• AIM OF THE EXERCISE
A verbatim copy of the records is required, with all pictures left out.

----------

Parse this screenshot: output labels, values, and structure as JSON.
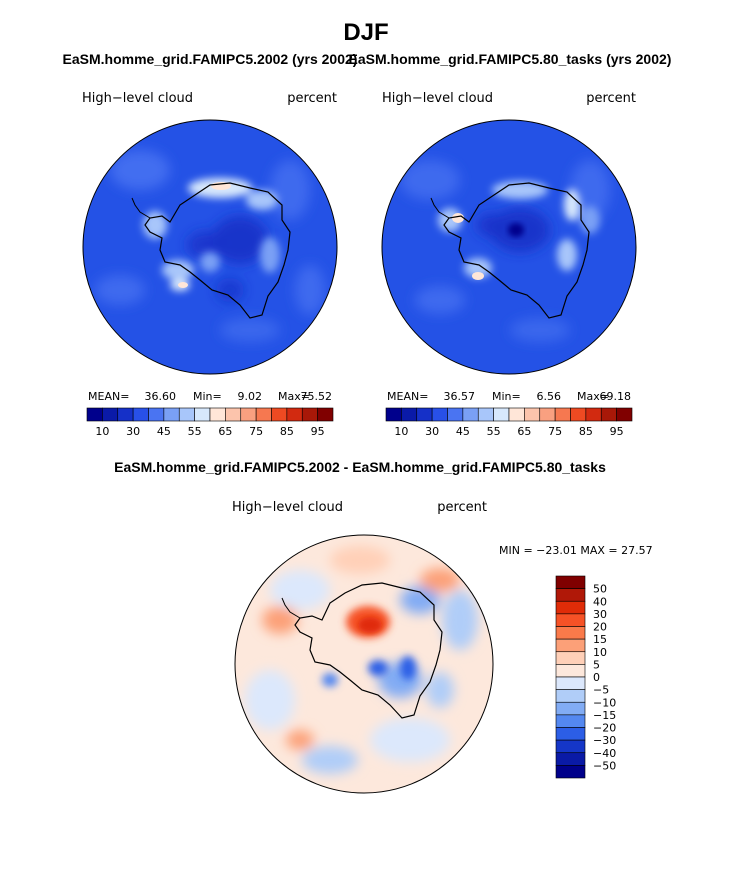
{
  "page": {
    "title": "DJF"
  },
  "panels": {
    "left": {
      "title": "EaSM.homme_grid.FAMIPC5.2002 (yrs 2002)",
      "variable": "High−level cloud",
      "units": "percent",
      "stats": {
        "mean_label": "MEAN=",
        "mean": "36.60",
        "min_label": "Min=",
        "min": "9.02",
        "max_label": "Max=",
        "max": "75.52"
      }
    },
    "right": {
      "title": "EaSM.homme_grid.FAMIPC5.80_tasks (yrs 2002)",
      "variable": "High−level cloud",
      "units": "percent",
      "stats": {
        "mean_label": "MEAN=",
        "mean": "36.57",
        "min_label": "Min=",
        "min": "6.56",
        "max_label": "Max=",
        "max": "69.18"
      }
    },
    "diff": {
      "title": "EaSM.homme_grid.FAMIPC5.2002 - EaSM.homme_grid.FAMIPC5.80_tasks",
      "variable": "High−level cloud",
      "units": "percent",
      "minmax": "MIN = −23.01  MAX =   27.57"
    }
  },
  "colorbar_abs": {
    "colors": [
      "#00008c",
      "#0a1aa8",
      "#1530c8",
      "#2850e8",
      "#4a74f2",
      "#7aa0f5",
      "#a8c6fa",
      "#d7e8fc",
      "#ffe6d8",
      "#fcc4ac",
      "#f9a080",
      "#f67850",
      "#ee4a22",
      "#d22a10",
      "#a81808",
      "#800000"
    ],
    "labels": [
      "10",
      "30",
      "45",
      "55",
      "65",
      "75",
      "85",
      "95"
    ]
  },
  "colorbar_diff": {
    "colors": [
      "#800000",
      "#b01808",
      "#e02c08",
      "#f65226",
      "#fa7a4a",
      "#fca078",
      "#ffd0b8",
      "#fde8dc",
      "#dce8fc",
      "#b0cdf8",
      "#82acf4",
      "#5488f0",
      "#2c5ee6",
      "#1536c8",
      "#0a1aa6",
      "#00008a"
    ],
    "labels": [
      "50",
      "40",
      "30",
      "20",
      "15",
      "10",
      "5",
      "0",
      "−5",
      "−10",
      "−15",
      "−20",
      "−30",
      "−40",
      "−50"
    ]
  }
}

----------

• RESPONSE
Parse this screenshot: output labels, values, and structure as JSON.
{
  "page": {
    "title": "DJF"
  },
  "panels": {
    "left": {
      "title": "EaSM.homme_grid.FAMIPC5.2002 (yrs 2002)",
      "variable": "High−level cloud",
      "units": "percent",
      "stats": {
        "mean_label": "MEAN=",
        "mean": "36.60",
        "min_label": "Min=",
        "min": "9.02",
        "max_label": "Max=",
        "max": "75.52"
      }
    },
    "right": {
      "title": "EaSM.homme_grid.FAMIPC5.80_tasks (yrs 2002)",
      "variable": "High−level cloud",
      "units": "percent",
      "stats": {
        "mean_label": "MEAN=",
        "mean": "36.57",
        "min_label": "Min=",
        "min": "6.56",
        "max_label": "Max=",
        "max": "69.18"
      }
    },
    "diff": {
      "title": "EaSM.homme_grid.FAMIPC5.2002 - EaSM.homme_grid.FAMIPC5.80_tasks",
      "variable": "High−level cloud",
      "units": "percent",
      "minmax": "MIN = −23.01  MAX =   27.57"
    }
  },
  "colorbar_abs": {
    "colors": [
      "#00008c",
      "#0a1aa8",
      "#1530c8",
      "#2850e8",
      "#4a74f2",
      "#7aa0f5",
      "#a8c6fa",
      "#d7e8fc",
      "#ffe6d8",
      "#fcc4ac",
      "#f9a080",
      "#f67850",
      "#ee4a22",
      "#d22a10",
      "#a81808",
      "#800000"
    ],
    "labels": [
      "10",
      "30",
      "45",
      "55",
      "65",
      "75",
      "85",
      "95"
    ]
  },
  "colorbar_diff": {
    "colors": [
      "#800000",
      "#b01808",
      "#e02c08",
      "#f65226",
      "#fa7a4a",
      "#fca078",
      "#ffd0b8",
      "#fde8dc",
      "#dce8fc",
      "#b0cdf8",
      "#82acf4",
      "#5488f0",
      "#2c5ee6",
      "#1536c8",
      "#0a1aa6",
      "#00008a"
    ],
    "labels": [
      "50",
      "40",
      "30",
      "20",
      "15",
      "10",
      "5",
      "0",
      "−5",
      "−10",
      "−15",
      "−20",
      "−30",
      "−40",
      "−50"
    ]
  }
}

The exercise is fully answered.